(Stored entries)
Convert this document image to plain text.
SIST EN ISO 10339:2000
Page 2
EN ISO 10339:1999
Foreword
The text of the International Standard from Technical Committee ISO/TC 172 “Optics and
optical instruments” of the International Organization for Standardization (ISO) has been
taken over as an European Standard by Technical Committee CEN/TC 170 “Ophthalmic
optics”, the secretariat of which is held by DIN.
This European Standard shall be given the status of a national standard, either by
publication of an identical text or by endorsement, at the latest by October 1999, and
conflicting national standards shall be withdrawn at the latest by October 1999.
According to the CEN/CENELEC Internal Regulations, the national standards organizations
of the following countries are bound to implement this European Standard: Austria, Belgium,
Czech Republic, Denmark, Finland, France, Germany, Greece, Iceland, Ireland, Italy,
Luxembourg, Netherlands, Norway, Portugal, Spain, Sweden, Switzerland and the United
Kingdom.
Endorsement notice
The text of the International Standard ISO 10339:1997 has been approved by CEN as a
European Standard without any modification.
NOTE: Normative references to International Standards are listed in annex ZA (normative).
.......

Task objective:
Return the full listing, character for character.

Exercise response:
Convert this document image to plain text.
SIST EN ISO 10339:2000
Page 2
EN ISO 10339:1999
Foreword
The text of the International Standard from Technical Committee ISO/TC 172 “Optics and
optical instruments” of the International Organization for Standardization (ISO) has been
taken over as an European Standard by Technical Committee CEN/TC 170 “Ophthalmic
optics”, the secretariat of which is held by DIN.
This European Standard shall be given the status of a national standard, either by
publication of an identical text or by endorsement, at the latest by October 1999, and
conflicting national standards shall be withdrawn at the latest by October 1999.
According to the CEN/CENELEC Internal Regulations, the national standards organizations
of the following countries are bound to implement this European Standard: Austria, Belgium,
Czech Republic, Denmark, Finland, France, Germany, Greece, Iceland, Ireland, Italy,
Luxembourg, Netherlands, Norway, Portugal, Spain, Sweden, Switzerland and the United
Kingdom.
Endorsement notice
The text of the International Standard ISO 10339:1997 has been approved by CEN as a
European Standard without any modification.
NOTE: Normative references to International Standards are listed in annex ZA (normative).
.......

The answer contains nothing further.